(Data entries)
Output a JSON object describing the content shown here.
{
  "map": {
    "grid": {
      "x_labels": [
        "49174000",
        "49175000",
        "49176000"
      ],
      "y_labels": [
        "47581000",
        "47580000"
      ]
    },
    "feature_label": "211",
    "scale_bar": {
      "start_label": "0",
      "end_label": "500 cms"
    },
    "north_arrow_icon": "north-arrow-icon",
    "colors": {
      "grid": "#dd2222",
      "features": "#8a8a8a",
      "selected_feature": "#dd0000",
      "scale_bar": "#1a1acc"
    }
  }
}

# TASK DESCRIPTION:
Transcribe every entry verbatim.

# SOLUTION FOR THIS PROBLEM:
Output a JSON object describing the content shown here.
{
  "map": {
    "grid": {
      "x_labels": [
        "49174000",
        "49175000",
        "49176000"
      ],
      "y_labels": [
        "47581000",
        "47580000"
      ]
    },
    "feature_label": "211",
    "scale_bar": {
      "start_label": "0",
      "end_label": "500 cms"
    },
    "north_arrow_icon": "north-arrow-icon",
    "colors": {
      "grid": "#dd2222",
      "features": "#8a8a8a",
      "selected_feature": "#dd0000",
      "scale_bar": "#1a1acc"
    }
  }
}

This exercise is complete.